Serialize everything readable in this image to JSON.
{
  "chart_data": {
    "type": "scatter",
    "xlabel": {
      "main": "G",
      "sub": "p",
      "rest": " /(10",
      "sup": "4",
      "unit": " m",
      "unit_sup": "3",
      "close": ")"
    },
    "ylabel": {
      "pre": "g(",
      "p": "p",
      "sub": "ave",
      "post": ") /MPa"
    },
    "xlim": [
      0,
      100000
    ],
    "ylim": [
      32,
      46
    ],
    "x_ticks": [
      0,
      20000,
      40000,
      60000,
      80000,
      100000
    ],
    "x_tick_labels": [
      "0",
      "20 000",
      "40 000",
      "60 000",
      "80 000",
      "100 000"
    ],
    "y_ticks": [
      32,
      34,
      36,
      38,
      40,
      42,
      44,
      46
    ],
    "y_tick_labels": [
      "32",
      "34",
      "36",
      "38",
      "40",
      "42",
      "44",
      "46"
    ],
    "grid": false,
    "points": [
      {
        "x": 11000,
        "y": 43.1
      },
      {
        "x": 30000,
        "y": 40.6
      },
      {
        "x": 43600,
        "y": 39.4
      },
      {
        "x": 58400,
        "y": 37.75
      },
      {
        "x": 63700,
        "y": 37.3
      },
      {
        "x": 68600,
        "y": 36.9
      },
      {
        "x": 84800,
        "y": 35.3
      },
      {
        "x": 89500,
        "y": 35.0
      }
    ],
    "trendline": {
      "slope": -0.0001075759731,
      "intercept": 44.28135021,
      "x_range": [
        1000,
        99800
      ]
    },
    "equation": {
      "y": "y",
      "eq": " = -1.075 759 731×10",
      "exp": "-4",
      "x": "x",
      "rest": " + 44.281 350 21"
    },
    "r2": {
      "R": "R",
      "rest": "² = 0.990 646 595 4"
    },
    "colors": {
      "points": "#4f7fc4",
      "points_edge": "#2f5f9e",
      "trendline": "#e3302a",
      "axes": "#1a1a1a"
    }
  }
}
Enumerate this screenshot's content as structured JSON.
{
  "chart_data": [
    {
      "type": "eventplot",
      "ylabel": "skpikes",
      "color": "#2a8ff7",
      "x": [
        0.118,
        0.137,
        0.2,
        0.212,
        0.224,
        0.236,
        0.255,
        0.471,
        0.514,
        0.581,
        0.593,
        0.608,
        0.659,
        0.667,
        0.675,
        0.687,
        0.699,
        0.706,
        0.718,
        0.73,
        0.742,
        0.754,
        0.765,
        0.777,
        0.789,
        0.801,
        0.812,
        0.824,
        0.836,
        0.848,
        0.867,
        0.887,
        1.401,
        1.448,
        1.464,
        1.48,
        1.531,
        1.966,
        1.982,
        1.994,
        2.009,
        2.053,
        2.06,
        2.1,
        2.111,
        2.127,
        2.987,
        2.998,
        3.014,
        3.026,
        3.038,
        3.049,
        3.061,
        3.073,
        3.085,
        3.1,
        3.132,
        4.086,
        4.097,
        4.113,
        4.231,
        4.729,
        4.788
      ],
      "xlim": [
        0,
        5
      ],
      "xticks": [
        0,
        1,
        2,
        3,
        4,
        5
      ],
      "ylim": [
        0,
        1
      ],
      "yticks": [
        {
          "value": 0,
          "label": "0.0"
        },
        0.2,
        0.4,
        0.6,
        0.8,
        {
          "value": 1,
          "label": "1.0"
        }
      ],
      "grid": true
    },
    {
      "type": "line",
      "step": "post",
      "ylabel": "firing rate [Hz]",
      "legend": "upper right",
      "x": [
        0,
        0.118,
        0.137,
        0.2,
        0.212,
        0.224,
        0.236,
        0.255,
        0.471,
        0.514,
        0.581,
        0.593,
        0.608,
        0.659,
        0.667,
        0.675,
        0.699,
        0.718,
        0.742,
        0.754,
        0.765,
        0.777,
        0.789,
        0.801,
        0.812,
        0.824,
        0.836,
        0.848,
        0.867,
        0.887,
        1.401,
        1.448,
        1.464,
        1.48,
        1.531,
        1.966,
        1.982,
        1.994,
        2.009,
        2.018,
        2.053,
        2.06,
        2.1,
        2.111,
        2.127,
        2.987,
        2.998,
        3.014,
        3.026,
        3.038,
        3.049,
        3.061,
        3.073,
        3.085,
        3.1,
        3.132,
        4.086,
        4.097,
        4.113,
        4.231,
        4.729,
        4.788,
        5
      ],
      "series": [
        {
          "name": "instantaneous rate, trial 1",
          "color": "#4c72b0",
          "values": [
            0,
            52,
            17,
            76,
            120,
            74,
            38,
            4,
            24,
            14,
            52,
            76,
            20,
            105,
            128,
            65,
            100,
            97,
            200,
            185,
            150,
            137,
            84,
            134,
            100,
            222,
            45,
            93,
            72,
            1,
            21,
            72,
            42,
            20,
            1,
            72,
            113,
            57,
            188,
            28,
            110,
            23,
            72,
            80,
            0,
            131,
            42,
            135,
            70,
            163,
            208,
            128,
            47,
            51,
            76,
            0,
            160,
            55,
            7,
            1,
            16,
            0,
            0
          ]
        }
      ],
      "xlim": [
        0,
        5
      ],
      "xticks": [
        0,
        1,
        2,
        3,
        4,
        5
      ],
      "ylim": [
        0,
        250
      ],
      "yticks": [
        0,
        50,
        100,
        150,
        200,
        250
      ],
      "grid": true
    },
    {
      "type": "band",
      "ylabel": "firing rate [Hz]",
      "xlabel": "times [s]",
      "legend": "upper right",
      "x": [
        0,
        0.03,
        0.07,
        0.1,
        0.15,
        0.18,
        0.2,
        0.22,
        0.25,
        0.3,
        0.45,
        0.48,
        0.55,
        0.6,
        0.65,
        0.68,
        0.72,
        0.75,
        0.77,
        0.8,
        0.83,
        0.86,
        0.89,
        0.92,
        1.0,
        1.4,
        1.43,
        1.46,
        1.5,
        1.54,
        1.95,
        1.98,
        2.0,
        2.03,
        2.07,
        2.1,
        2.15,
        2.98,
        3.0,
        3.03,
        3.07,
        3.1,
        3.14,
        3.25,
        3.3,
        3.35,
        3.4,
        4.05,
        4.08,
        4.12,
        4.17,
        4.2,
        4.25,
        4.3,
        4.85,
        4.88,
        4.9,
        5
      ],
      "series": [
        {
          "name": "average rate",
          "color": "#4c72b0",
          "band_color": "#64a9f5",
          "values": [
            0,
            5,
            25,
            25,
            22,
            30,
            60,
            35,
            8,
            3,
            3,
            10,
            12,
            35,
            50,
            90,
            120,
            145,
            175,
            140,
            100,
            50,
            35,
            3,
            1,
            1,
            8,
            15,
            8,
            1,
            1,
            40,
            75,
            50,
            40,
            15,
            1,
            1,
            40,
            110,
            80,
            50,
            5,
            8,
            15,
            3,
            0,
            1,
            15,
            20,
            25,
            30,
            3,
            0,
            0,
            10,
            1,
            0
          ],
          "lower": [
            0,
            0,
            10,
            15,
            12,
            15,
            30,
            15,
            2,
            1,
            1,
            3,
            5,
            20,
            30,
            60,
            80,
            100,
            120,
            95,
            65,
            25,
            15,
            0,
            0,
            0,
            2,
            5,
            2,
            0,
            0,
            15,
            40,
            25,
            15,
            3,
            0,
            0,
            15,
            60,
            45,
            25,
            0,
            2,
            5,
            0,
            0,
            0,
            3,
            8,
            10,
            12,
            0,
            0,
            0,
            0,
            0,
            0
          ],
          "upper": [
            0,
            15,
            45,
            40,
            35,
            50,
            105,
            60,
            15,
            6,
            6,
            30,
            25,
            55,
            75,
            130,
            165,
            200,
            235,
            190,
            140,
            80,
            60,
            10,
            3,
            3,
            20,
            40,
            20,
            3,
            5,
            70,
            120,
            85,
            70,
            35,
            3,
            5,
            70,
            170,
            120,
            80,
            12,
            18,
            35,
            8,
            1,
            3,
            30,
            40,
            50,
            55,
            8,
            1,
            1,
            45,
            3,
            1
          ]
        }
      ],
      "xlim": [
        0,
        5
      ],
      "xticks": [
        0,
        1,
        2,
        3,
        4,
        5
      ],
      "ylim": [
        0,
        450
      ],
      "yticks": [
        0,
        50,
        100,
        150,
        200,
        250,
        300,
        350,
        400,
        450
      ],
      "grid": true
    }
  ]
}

----------------------------------------

### YOUR GOAL
Go through the material above and copy each line that has the word "rest".

### SOLUTION TO THE PROBLEM
      "rest": " /(10",
      "rest": " + 44.281 350 21"
      "rest": "² = 0.990 646 595 4"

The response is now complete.